-- EXERCISE DIRECTIONS --
Could you turn every line of the listing below into a Markdown table with the columns "Row" and "Line", numbering each row, skipping blank lines, and leaving the pictures out?

[Region annotation records]

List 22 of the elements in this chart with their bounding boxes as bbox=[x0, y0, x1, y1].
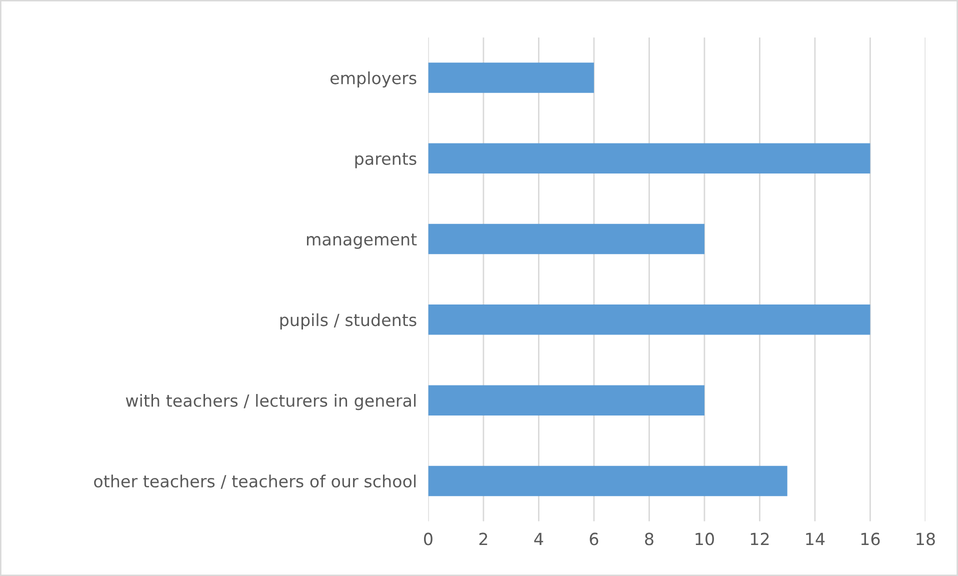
x-tick-label: 10 bbox=[696, 532, 714, 546]
x-tick-label: 6 bbox=[590, 532, 598, 546]
x-tick-label: 2 bbox=[479, 532, 488, 546]
y-tick-label: employers bbox=[330, 71, 416, 88]
x-tick-label: 8 bbox=[645, 532, 654, 546]
y-tick-label: management bbox=[306, 234, 417, 249]
x-tick-label: 0 bbox=[424, 532, 432, 546]
y-tick-label: parents bbox=[355, 153, 416, 168]
bar bbox=[428, 385, 704, 416]
x-tick-label: 12 bbox=[750, 532, 769, 546]
x-tick-label: 4 bbox=[534, 532, 544, 546]
y-tick-label: pupils / students bbox=[280, 313, 416, 330]
bar bbox=[428, 224, 704, 254]
x-tick-label: 18 bbox=[916, 532, 935, 546]
y-tick-label: with teachers / lecturers in general bbox=[126, 394, 416, 410]
x-tick-label: 14 bbox=[806, 532, 825, 546]
bar bbox=[428, 62, 594, 93]
x-tick-label: 16 bbox=[861, 532, 880, 546]
bar bbox=[428, 304, 870, 335]
bar bbox=[428, 143, 870, 174]
bar bbox=[428, 466, 788, 496]
y-tick-label: other teachers / teachers of our school bbox=[94, 474, 416, 489]
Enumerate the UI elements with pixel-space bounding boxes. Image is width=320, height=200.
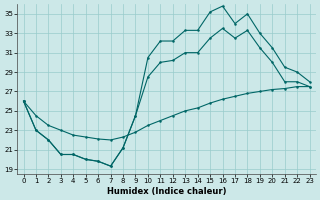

-- ANSWER BELOW --
| Row | Line |
|---|---|
| 1 | List 22 of the elements in this chart with their bounding boxes as bbox=[x0, y0, x1, y1]. |
| 2 | x-tick-label: 10 bbox=[696, 532, 714, 546] |
| 3 | x-tick-label: 6 bbox=[590, 532, 598, 546] |
| 4 | x-tick-label: 2 bbox=[479, 532, 488, 546] |
| 5 | y-tick-label: employers bbox=[330, 71, 416, 88] |
| 6 | x-tick-label: 8 bbox=[645, 532, 654, 546] |
| 7 | y-tick-label: management bbox=[306, 234, 417, 249] |
| 8 | x-tick-label: 0 bbox=[424, 532, 432, 546] |
| 9 | y-tick-label: parents bbox=[355, 153, 416, 168] |
| 10 | bar bbox=[428, 385, 704, 416] |
| 11 | x-tick-label: 12 bbox=[750, 532, 769, 546] |
| 12 | x-tick-label: 4 bbox=[534, 532, 544, 546] |
| 13 | y-tick-label: pupils / students bbox=[280, 313, 416, 330] |
| 14 | bar bbox=[428, 224, 704, 254] |
| 15 | x-tick-label: 18 bbox=[916, 532, 935, 546] |
| 16 | y-tick-label: with teachers / lecturers in general bbox=[126, 394, 416, 410] |
| 17 | x-tick-label: 14 bbox=[806, 532, 825, 546] |
| 18 | bar bbox=[428, 62, 594, 93] |
| 19 | x-tick-label: 16 bbox=[861, 532, 880, 546] |
| 20 | bar bbox=[428, 304, 870, 335] |
| 21 | bar bbox=[428, 143, 870, 174] |
| 22 | bar bbox=[428, 466, 788, 496] |
| 23 | y-tick-label: other teachers / teachers of our school bbox=[94, 474, 416, 489] |
| 24 | Enumerate the UI elements with pixel-space bounding boxes. Image is width=320, height=200. |